■ **Prompt**
Print all records exactly, leaving nothing out.

(Data extracted from a collection)
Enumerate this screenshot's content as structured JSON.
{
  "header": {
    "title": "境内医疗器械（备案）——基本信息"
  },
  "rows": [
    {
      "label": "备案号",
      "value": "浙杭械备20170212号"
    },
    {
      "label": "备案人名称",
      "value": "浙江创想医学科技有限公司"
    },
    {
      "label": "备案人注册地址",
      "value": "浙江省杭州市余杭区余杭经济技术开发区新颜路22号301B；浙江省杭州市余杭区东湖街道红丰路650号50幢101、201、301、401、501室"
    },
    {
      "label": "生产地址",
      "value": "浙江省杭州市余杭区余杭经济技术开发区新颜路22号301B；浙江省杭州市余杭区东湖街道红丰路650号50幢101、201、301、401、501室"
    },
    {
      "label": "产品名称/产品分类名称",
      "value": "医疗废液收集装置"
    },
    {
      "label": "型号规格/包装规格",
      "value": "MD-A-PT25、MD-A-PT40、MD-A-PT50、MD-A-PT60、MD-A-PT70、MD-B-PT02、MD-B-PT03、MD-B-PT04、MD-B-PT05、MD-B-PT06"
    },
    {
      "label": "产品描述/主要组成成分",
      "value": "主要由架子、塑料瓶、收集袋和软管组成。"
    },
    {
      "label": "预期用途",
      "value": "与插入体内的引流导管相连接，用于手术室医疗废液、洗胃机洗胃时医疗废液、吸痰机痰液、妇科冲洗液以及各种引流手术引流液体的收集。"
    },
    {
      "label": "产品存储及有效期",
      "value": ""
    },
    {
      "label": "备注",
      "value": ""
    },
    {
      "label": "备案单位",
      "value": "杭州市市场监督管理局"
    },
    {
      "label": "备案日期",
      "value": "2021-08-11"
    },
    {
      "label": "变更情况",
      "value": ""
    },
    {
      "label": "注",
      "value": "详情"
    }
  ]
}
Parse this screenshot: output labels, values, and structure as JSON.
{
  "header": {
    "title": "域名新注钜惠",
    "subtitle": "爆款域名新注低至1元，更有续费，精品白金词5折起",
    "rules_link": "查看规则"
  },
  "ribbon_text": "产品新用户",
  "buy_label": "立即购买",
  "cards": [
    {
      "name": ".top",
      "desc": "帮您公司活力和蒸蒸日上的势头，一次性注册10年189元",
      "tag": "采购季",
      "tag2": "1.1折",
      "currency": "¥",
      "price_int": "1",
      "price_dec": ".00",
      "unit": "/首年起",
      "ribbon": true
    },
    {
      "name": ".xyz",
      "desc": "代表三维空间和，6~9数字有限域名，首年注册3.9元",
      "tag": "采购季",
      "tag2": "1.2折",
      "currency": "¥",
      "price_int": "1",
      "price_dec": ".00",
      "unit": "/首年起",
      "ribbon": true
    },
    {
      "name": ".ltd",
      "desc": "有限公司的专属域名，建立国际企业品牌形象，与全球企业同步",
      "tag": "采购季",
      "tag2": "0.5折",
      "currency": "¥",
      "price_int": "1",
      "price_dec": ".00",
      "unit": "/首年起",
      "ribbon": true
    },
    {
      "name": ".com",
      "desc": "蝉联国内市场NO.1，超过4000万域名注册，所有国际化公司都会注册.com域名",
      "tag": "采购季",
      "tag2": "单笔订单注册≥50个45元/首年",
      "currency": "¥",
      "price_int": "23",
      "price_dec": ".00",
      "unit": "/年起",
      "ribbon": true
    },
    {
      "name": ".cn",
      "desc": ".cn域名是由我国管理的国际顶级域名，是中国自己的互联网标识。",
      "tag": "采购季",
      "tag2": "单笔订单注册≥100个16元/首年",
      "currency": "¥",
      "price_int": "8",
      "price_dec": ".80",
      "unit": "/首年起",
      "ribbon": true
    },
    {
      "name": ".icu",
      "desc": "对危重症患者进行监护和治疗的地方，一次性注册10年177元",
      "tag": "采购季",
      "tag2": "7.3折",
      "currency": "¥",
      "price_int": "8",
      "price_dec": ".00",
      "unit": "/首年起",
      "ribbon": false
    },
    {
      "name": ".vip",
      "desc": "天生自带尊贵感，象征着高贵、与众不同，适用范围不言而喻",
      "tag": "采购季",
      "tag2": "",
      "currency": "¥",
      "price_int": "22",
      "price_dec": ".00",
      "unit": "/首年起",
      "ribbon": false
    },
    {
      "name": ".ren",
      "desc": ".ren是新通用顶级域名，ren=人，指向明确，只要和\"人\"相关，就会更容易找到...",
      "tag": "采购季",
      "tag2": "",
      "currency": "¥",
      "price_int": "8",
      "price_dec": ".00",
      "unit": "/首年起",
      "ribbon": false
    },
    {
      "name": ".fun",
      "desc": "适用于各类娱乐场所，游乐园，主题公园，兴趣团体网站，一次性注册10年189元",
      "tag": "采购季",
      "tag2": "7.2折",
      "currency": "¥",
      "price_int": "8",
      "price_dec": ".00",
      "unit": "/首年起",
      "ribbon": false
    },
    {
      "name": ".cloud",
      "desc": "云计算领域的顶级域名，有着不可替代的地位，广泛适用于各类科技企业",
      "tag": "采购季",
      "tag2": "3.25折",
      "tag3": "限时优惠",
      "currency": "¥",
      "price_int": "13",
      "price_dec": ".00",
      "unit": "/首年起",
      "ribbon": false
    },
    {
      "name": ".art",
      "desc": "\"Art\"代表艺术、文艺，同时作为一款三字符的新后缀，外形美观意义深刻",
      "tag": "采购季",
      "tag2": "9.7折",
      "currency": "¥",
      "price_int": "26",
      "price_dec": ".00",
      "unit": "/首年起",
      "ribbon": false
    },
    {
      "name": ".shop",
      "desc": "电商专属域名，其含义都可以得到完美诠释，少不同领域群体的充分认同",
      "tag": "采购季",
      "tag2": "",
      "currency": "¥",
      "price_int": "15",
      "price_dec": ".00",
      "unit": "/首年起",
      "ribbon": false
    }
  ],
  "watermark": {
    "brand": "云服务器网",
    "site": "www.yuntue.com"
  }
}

■ **Solved problem**
Enumerate this screenshot's content as structured JSON.
{
  "header": {
    "title": "境内医疗器械（备案）——基本信息"
  },
  "rows": [
    {
      "label": "备案号",
      "value": "浙杭械备20170212号"
    },
    {
      "label": "备案人名称",
      "value": "浙江创想医学科技有限公司"
    },
    {
      "label": "备案人注册地址",
      "value": "浙江省杭州市余杭区余杭经济技术开发区新颜路22号301B；浙江省杭州市余杭区东湖街道红丰路650号50幢101、201、301、401、501室"
    },
    {
      "label": "生产地址",
      "value": "浙江省杭州市余杭区余杭经济技术开发区新颜路22号301B；浙江省杭州市余杭区东湖街道红丰路650号50幢101、201、301、401、501室"
    },
    {
      "label": "产品名称/产品分类名称",
      "value": "医疗废液收集装置"
    },
    {
      "label": "型号规格/包装规格",
      "value": "MD-A-PT25、MD-A-PT40、MD-A-PT50、MD-A-PT60、MD-A-PT70、MD-B-PT02、MD-B-PT03、MD-B-PT04、MD-B-PT05、MD-B-PT06"
    },
    {
      "label": "产品描述/主要组成成分",
      "value": "主要由架子、塑料瓶、收集袋和软管组成。"
    },
    {
      "label": "预期用途",
      "value": "与插入体内的引流导管相连接，用于手术室医疗废液、洗胃机洗胃时医疗废液、吸痰机痰液、妇科冲洗液以及各种引流手术引流液体的收集。"
    },
    {
      "label": "产品存储及有效期",
      "value": ""
    },
    {
      "label": "备注",
      "value": ""
    },
    {
      "label": "备案单位",
      "value": "杭州市市场监督管理局"
    },
    {
      "label": "备案日期",
      "value": "2021-08-11"
    },
    {
      "label": "变更情况",
      "value": ""
    },
    {
      "label": "注",
      "value": "详情"
    }
  ]
}
Parse this screenshot: output labels, values, and structure as JSON.
{
  "header": {
    "title": "域名新注钜惠",
    "subtitle": "爆款域名新注低至1元，更有续费，精品白金词5折起",
    "rules_link": "查看规则"
  },
  "ribbon_text": "产品新用户",
  "buy_label": "立即购买",
  "cards": [
    {
      "name": ".top",
      "desc": "帮您公司活力和蒸蒸日上的势头，一次性注册10年189元",
      "tag": "采购季",
      "tag2": "1.1折",
      "currency": "¥",
      "price_int": "1",
      "price_dec": ".00",
      "unit": "/首年起",
      "ribbon": true
    },
    {
      "name": ".xyz",
      "desc": "代表三维空间和，6~9数字有限域名，首年注册3.9元",
      "tag": "采购季",
      "tag2": "1.2折",
      "currency": "¥",
      "price_int": "1",
      "price_dec": ".00",
      "unit": "/首年起",
      "ribbon": true
    },
    {
      "name": ".ltd",
      "desc": "有限公司的专属域名，建立国际企业品牌形象，与全球企业同步",
      "tag": "采购季",
      "tag2": "0.5折",
      "currency": "¥",
      "price_int": "1",
      "price_dec": ".00",
      "unit": "/首年起",
      "ribbon": true
    },
    {
      "name": ".com",
      "desc": "蝉联国内市场NO.1，超过4000万域名注册，所有国际化公司都会注册.com域名",
      "tag": "采购季",
      "tag2": "单笔订单注册≥50个45元/首年",
      "currency": "¥",
      "price_int": "23",
      "price_dec": ".00",
      "unit": "/年起",
      "ribbon": true
    },
    {
      "name": ".cn",
      "desc": ".cn域名是由我国管理的国际顶级域名，是中国自己的互联网标识。",
      "tag": "采购季",
      "tag2": "单笔订单注册≥100个16元/首年",
      "currency": "¥",
      "price_int": "8",
      "price_dec": ".80",
      "unit": "/首年起",
      "ribbon": true
    },
    {
      "name": ".icu",
      "desc": "对危重症患者进行监护和治疗的地方，一次性注册10年177元",
      "tag": "采购季",
      "tag2": "7.3折",
      "currency": "¥",
      "price_int": "8",
      "price_dec": ".00",
      "unit": "/首年起",
      "ribbon": false
    },
    {
      "name": ".vip",
      "desc": "天生自带尊贵感，象征着高贵、与众不同，适用范围不言而喻",
      "tag": "采购季",
      "tag2": "",
      "currency": "¥",
      "price_int": "22",
      "price_dec": ".00",
      "unit": "/首年起",
      "ribbon": false
    },
    {
      "name": ".ren",
      "desc": ".ren是新通用顶级域名，ren=人，指向明确，只要和\"人\"相关，就会更容易找到...",
      "tag": "采购季",
      "tag2": "",
      "currency": "¥",
      "price_int": "8",
      "price_dec": ".00",
      "unit": "/首年起",
      "ribbon": false
    },
    {
      "name": ".fun",
      "desc": "适用于各类娱乐场所，游乐园，主题公园，兴趣团体网站，一次性注册10年189元",
      "tag": "采购季",
      "tag2": "7.2折",
      "currency": "¥",
      "price_int": "8",
      "price_dec": ".00",
      "unit": "/首年起",
      "ribbon": false
    },
    {
      "name": ".cloud",
      "desc": "云计算领域的顶级域名，有着不可替代的地位，广泛适用于各类科技企业",
      "tag": "采购季",
      "tag2": "3.25折",
      "tag3": "限时优惠",
      "currency": "¥",
      "price_int": "13",
      "price_dec": ".00",
      "unit": "/首年起",
      "ribbon": false
    },
    {
      "name": ".art",
      "desc": "\"Art\"代表艺术、文艺，同时作为一款三字符的新后缀，外形美观意义深刻",
      "tag": "采购季",
      "tag2": "9.7折",
      "currency": "¥",
      "price_int": "26",
      "price_dec": ".00",
      "unit": "/首年起",
      "ribbon": false
    },
    {
      "name": ".shop",
      "desc": "电商专属域名，其含义都可以得到完美诠释，少不同领域群体的充分认同",
      "tag": "采购季",
      "tag2": "",
      "currency": "¥",
      "price_int": "15",
      "price_dec": ".00",
      "unit": "/首年起",
      "ribbon": false
    }
  ],
  "watermark": {
    "brand": "云服务器网",
    "site": "www.yuntue.com"
  }
}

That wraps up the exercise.